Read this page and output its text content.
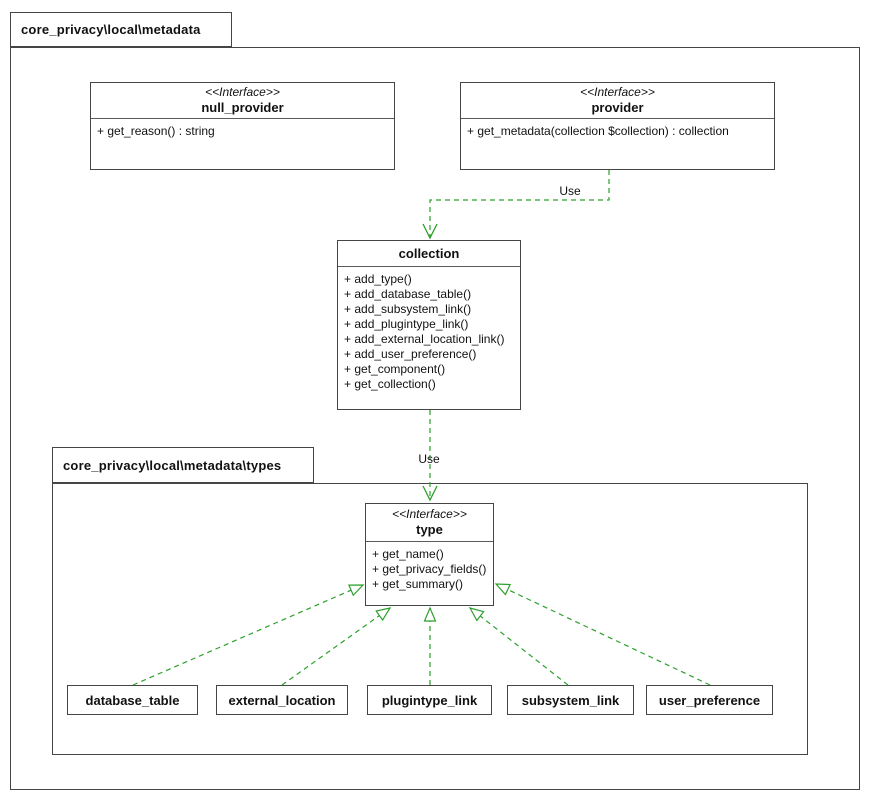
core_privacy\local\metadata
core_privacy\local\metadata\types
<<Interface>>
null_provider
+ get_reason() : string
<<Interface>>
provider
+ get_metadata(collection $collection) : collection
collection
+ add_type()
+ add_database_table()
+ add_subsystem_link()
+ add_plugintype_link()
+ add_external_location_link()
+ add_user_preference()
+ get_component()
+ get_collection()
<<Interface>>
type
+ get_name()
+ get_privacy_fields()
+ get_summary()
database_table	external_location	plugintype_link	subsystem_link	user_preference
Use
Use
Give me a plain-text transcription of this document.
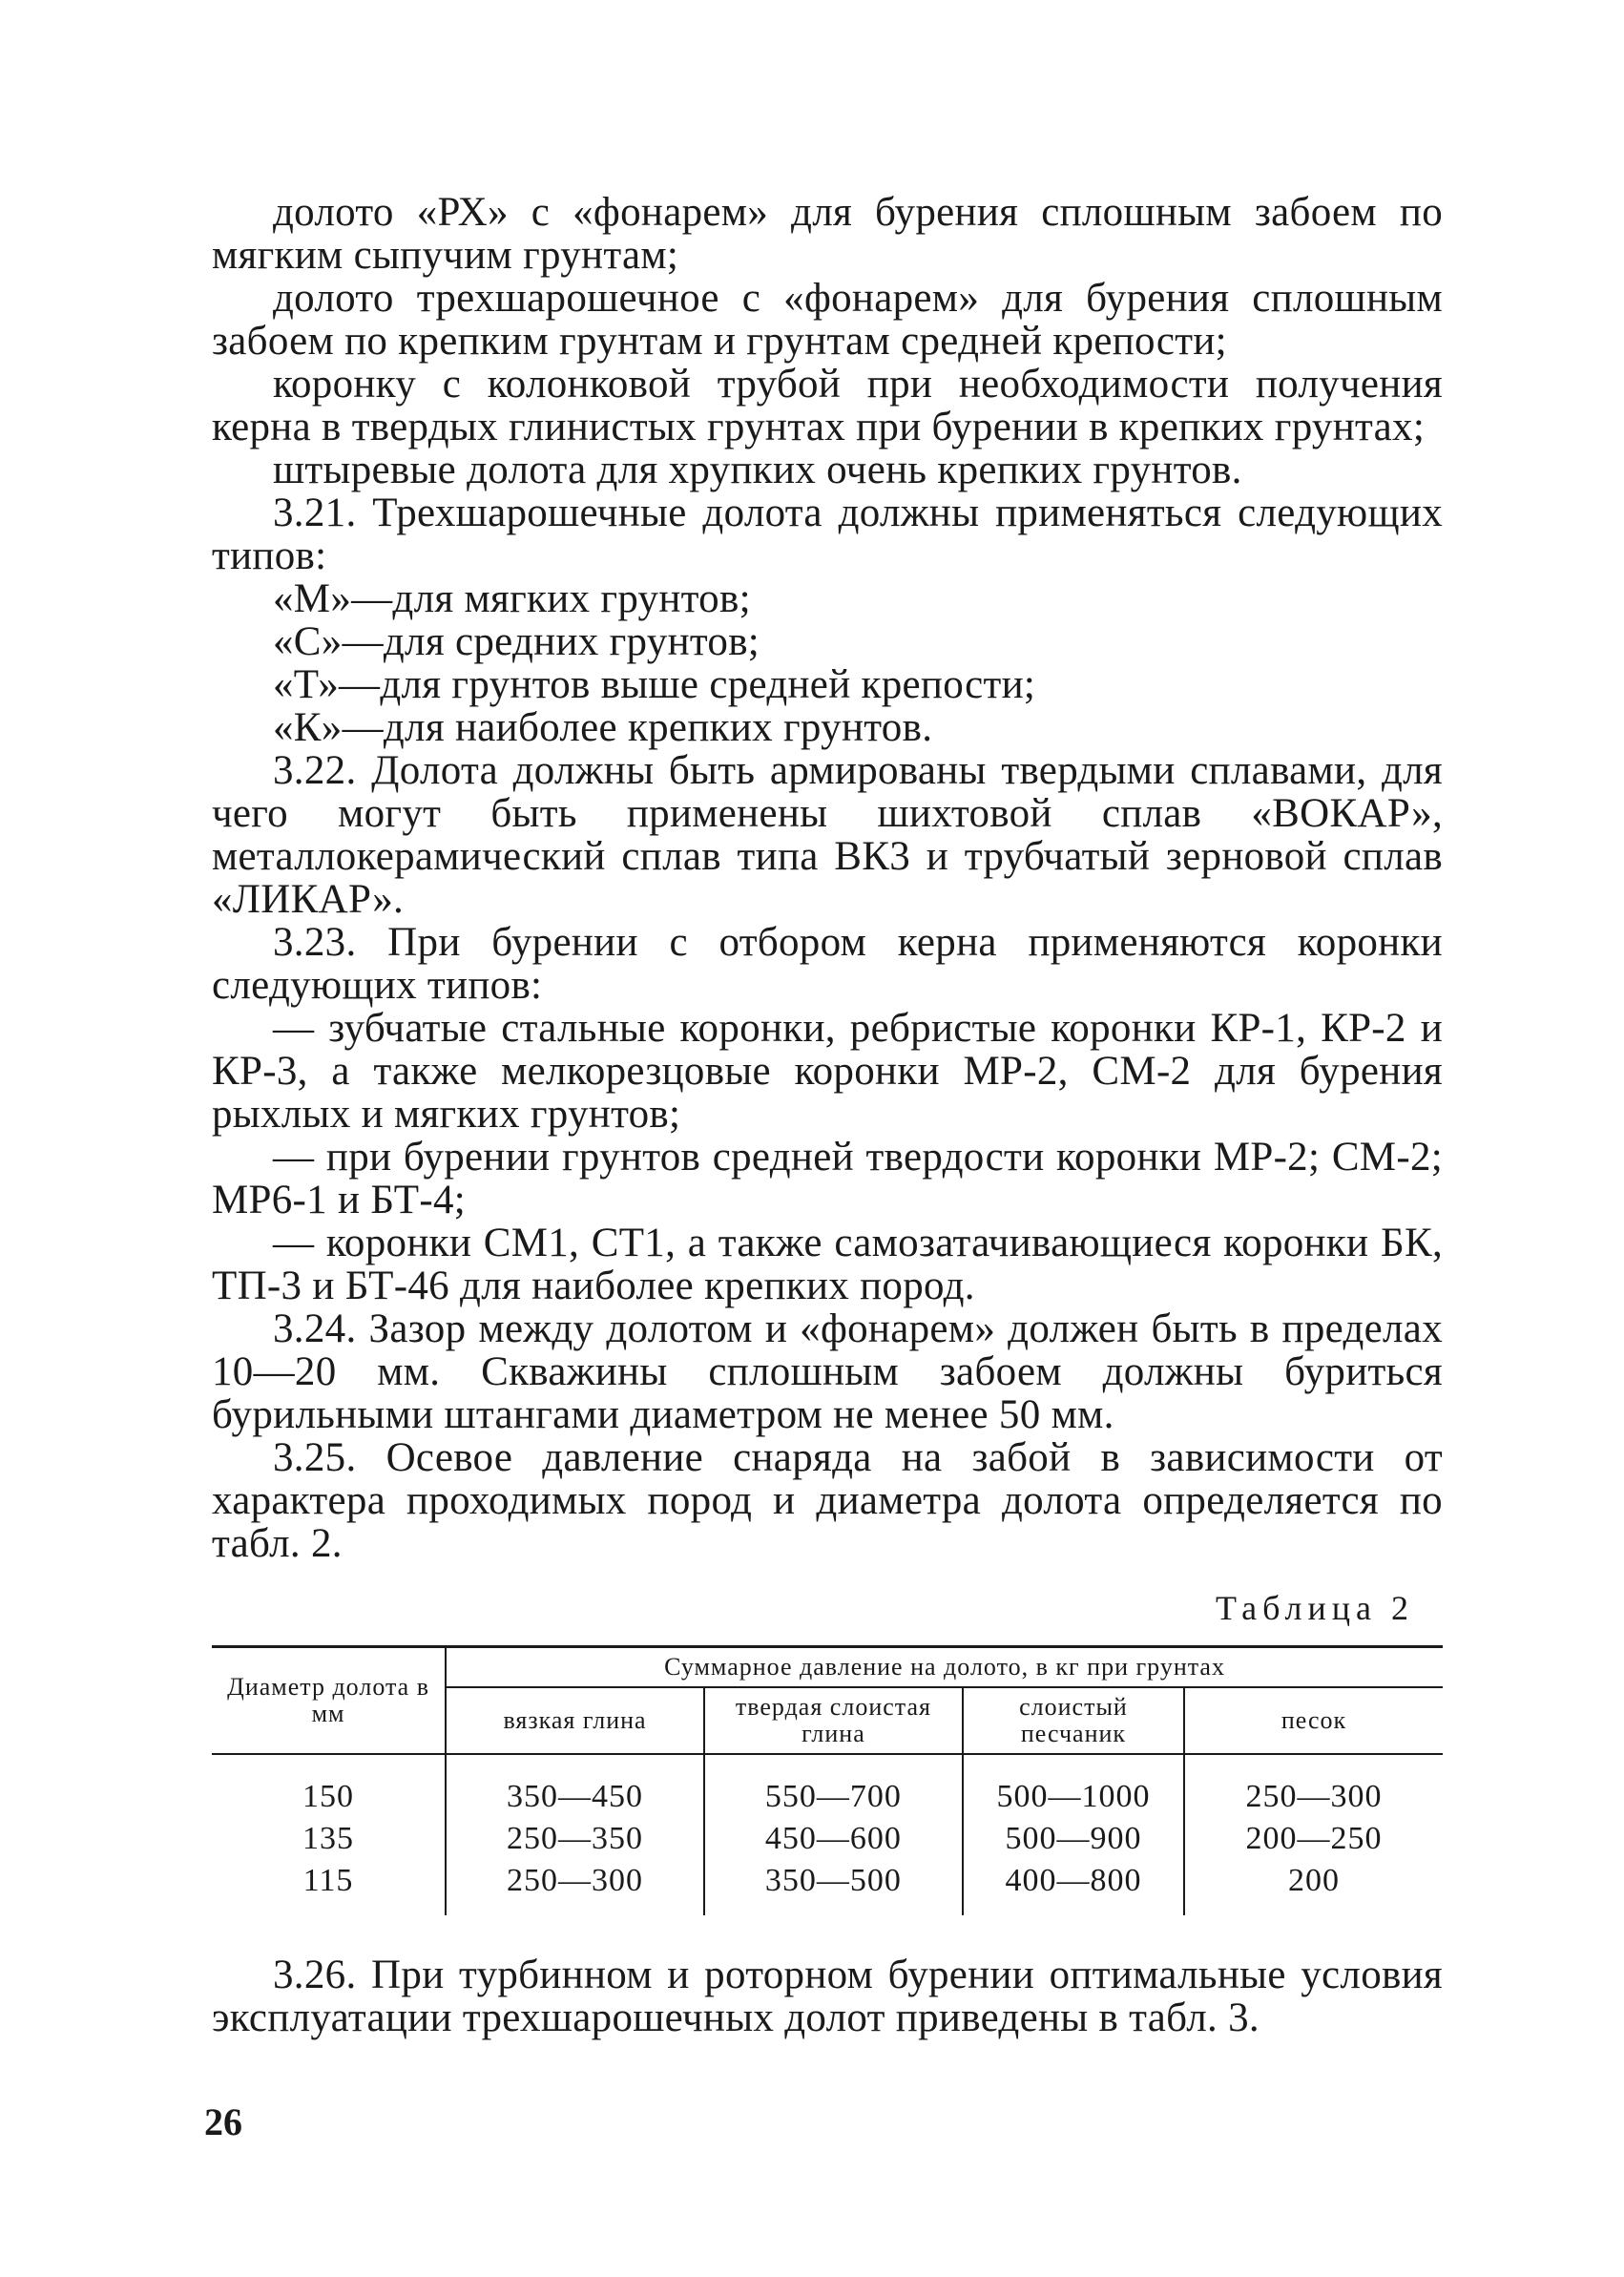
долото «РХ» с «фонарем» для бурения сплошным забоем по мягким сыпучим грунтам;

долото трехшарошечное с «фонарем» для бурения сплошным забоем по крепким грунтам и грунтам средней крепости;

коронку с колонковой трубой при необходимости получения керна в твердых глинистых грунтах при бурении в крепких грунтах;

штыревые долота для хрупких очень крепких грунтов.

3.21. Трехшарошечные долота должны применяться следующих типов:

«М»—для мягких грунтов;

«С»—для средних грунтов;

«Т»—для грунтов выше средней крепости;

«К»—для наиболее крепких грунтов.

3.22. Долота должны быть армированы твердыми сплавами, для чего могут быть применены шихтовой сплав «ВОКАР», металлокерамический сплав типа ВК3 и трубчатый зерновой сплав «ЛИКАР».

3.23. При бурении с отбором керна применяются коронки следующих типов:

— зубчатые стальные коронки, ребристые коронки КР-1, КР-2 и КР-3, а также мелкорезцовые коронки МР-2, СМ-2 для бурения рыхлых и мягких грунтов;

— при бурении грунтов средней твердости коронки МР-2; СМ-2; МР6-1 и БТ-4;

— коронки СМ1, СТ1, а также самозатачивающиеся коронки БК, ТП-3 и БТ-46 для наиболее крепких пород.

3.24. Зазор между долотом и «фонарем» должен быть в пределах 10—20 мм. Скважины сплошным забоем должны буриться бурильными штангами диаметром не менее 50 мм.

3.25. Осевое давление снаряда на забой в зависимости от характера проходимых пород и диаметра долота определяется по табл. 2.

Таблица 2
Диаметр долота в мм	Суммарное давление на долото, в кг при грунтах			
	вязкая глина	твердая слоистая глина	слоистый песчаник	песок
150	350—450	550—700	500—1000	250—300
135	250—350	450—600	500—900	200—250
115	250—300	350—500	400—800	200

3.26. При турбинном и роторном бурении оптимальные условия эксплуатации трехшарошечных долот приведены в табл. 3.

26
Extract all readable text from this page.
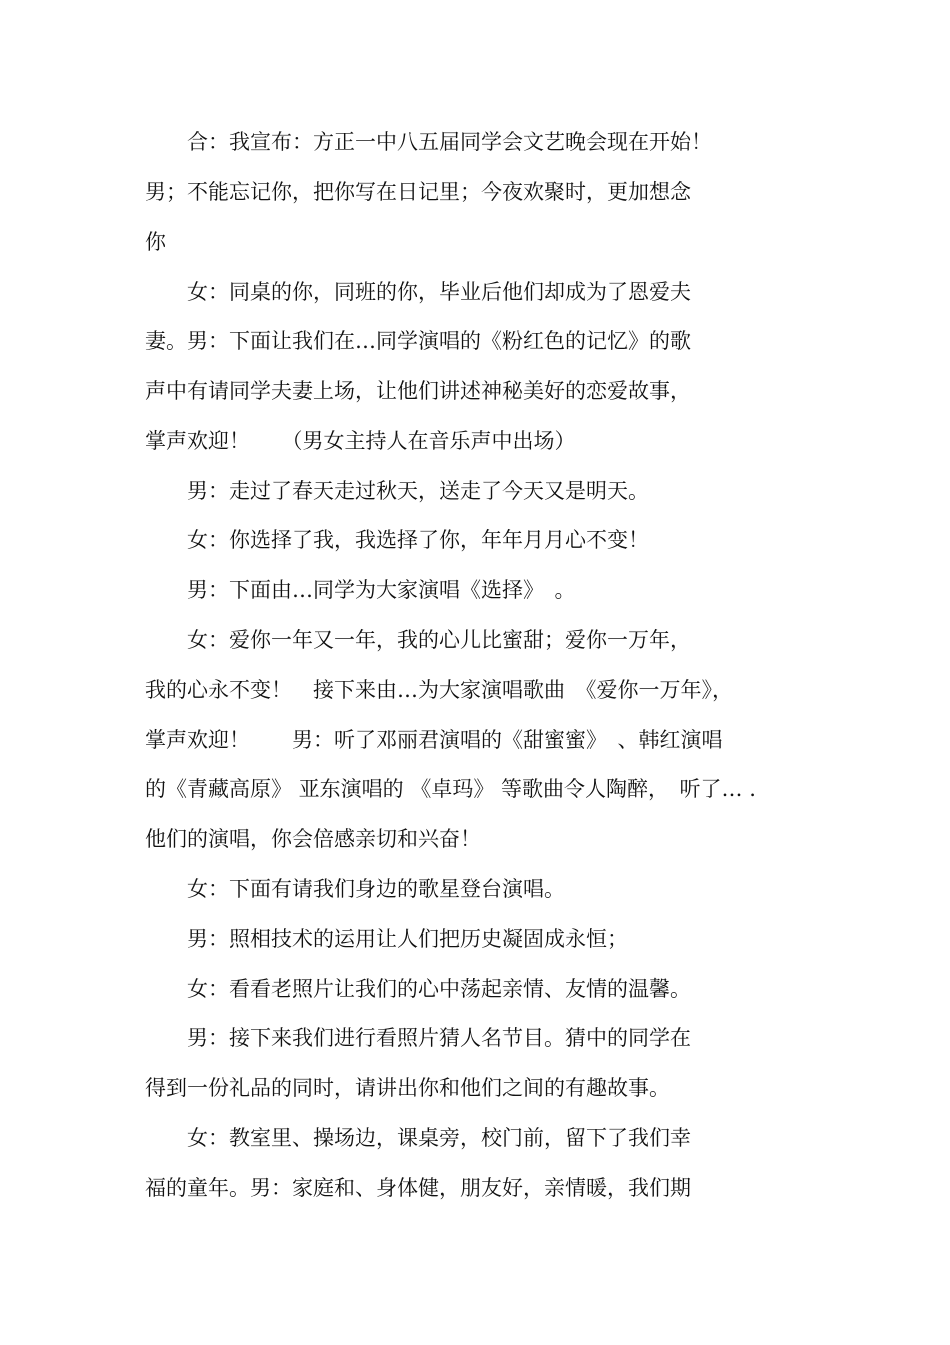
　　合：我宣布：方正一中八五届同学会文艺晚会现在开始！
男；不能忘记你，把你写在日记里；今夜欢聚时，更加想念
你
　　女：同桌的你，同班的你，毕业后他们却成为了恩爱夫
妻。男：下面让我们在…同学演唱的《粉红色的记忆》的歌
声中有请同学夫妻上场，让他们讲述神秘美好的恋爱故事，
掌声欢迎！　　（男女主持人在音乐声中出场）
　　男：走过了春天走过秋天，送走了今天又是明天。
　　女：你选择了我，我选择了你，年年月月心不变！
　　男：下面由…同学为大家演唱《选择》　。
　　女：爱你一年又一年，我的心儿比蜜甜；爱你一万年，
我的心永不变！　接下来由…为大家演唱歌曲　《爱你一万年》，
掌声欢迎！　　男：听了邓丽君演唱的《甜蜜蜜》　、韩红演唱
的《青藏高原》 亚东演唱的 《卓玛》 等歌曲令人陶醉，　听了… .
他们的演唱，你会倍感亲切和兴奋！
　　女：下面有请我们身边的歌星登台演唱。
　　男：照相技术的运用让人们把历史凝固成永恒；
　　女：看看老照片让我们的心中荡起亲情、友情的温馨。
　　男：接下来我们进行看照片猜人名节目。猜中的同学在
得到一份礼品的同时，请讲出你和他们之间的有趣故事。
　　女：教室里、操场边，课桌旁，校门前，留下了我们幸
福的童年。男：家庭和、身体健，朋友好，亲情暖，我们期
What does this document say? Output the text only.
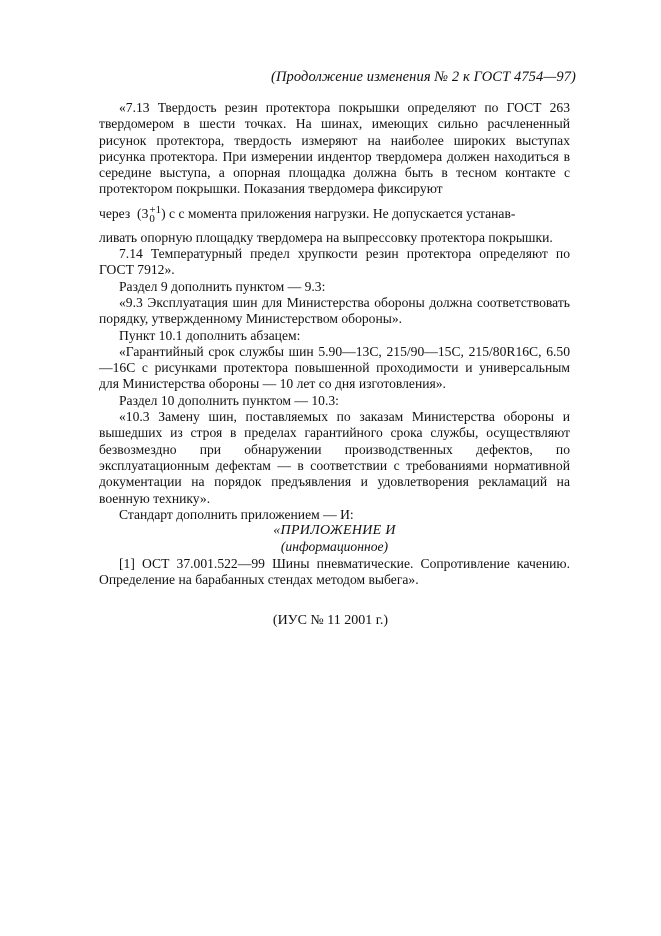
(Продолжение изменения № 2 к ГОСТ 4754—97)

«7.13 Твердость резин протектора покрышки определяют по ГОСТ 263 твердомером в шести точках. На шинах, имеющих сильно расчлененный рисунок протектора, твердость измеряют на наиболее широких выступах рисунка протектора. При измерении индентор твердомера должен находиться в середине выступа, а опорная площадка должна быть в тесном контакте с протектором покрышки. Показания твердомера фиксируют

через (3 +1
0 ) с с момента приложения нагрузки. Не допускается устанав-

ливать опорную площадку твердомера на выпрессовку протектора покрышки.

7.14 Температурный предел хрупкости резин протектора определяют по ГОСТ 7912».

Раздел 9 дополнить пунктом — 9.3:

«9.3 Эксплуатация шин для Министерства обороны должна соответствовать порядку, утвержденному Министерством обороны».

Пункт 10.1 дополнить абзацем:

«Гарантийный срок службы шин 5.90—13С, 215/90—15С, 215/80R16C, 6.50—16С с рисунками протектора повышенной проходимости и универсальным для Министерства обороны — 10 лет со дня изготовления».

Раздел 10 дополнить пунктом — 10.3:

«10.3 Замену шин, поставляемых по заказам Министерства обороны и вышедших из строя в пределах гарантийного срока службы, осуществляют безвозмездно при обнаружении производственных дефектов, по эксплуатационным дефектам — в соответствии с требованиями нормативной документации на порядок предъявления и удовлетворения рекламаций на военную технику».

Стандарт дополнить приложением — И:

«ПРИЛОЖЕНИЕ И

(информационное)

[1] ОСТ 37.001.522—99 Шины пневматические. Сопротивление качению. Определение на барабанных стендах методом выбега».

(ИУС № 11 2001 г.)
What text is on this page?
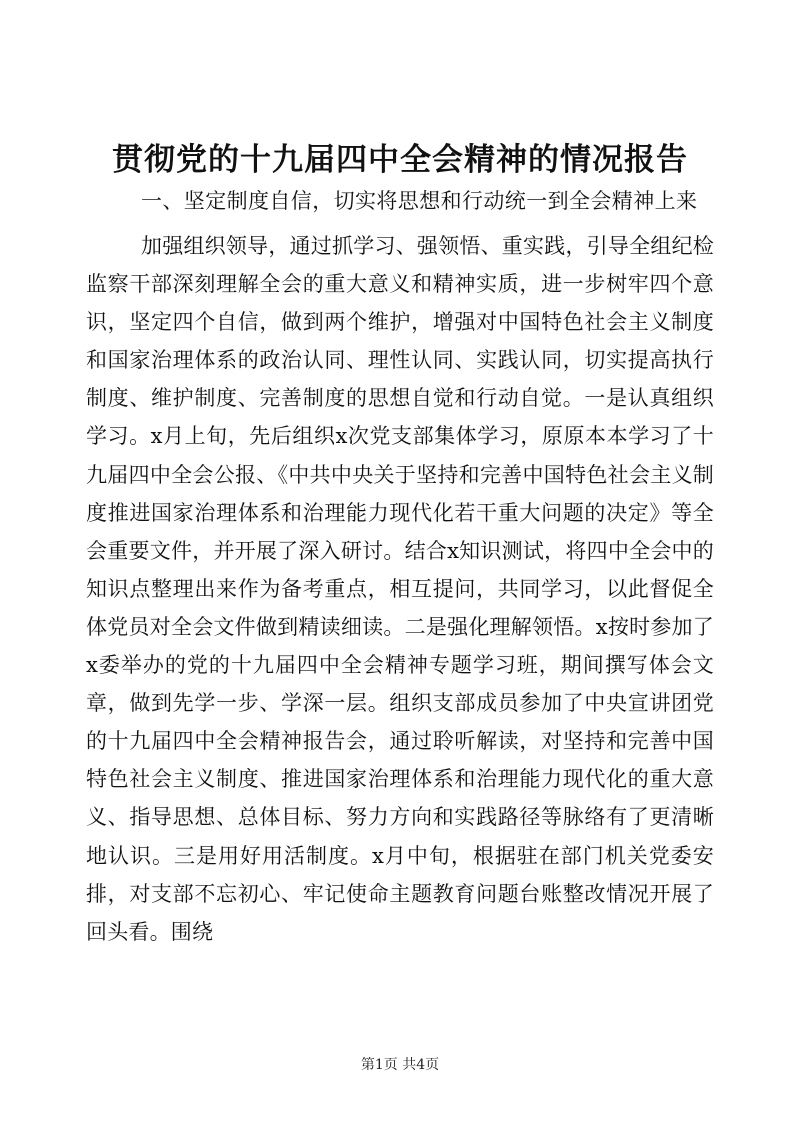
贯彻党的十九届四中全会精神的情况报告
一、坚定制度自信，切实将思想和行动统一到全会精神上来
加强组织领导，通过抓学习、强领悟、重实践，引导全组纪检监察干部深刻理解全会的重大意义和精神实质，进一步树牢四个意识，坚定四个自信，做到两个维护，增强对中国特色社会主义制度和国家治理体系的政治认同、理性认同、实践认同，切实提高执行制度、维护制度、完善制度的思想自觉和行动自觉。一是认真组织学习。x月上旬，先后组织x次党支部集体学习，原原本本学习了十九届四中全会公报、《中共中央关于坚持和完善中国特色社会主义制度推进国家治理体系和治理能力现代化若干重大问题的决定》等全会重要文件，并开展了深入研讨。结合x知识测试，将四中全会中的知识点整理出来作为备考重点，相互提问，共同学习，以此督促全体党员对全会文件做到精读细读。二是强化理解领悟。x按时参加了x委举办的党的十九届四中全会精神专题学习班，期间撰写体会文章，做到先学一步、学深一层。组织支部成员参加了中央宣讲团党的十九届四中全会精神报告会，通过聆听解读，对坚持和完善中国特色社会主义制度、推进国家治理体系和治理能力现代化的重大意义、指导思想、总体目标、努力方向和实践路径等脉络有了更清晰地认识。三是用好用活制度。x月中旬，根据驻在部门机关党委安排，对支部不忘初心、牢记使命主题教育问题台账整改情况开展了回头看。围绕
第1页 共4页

= = = = = = =

WHAT YOU ARE ASKED TO DO — Write out exactly the lines from the one containing "What text is on this page?" to the last line of the records above, both included, and leave out any pictures.

SOLUTION FOR THIS TASK —
What text is on this page?
贯彻党的十九届四中全会精神的情况报告
一、坚定制度自信，切实将思想和行动统一到全会精神上来
加强组织领导，通过抓学习、强领悟、重实践，引导全组纪检监察干部深刻理解全会的重大意义和精神实质，进一步树牢四个意识，坚定四个自信，做到两个维护，增强对中国特色社会主义制度和国家治理体系的政治认同、理性认同、实践认同，切实提高执行制度、维护制度、完善制度的思想自觉和行动自觉。一是认真组织学习。x月上旬，先后组织x次党支部集体学习，原原本本学习了十九届四中全会公报、《中共中央关于坚持和完善中国特色社会主义制度推进国家治理体系和治理能力现代化若干重大问题的决定》等全会重要文件，并开展了深入研讨。结合x知识测试，将四中全会中的知识点整理出来作为备考重点，相互提问，共同学习，以此督促全体党员对全会文件做到精读细读。二是强化理解领悟。x按时参加了x委举办的党的十九届四中全会精神专题学习班，期间撰写体会文章，做到先学一步、学深一层。组织支部成员参加了中央宣讲团党的十九届四中全会精神报告会，通过聆听解读，对坚持和完善中国特色社会主义制度、推进国家治理体系和治理能力现代化的重大意义、指导思想、总体目标、努力方向和实践路径等脉络有了更清晰地认识。三是用好用活制度。x月中旬，根据驻在部门机关党委安排，对支部不忘初心、牢记使命主题教育问题台账整改情况开展了回头看。围绕
第1页 共4页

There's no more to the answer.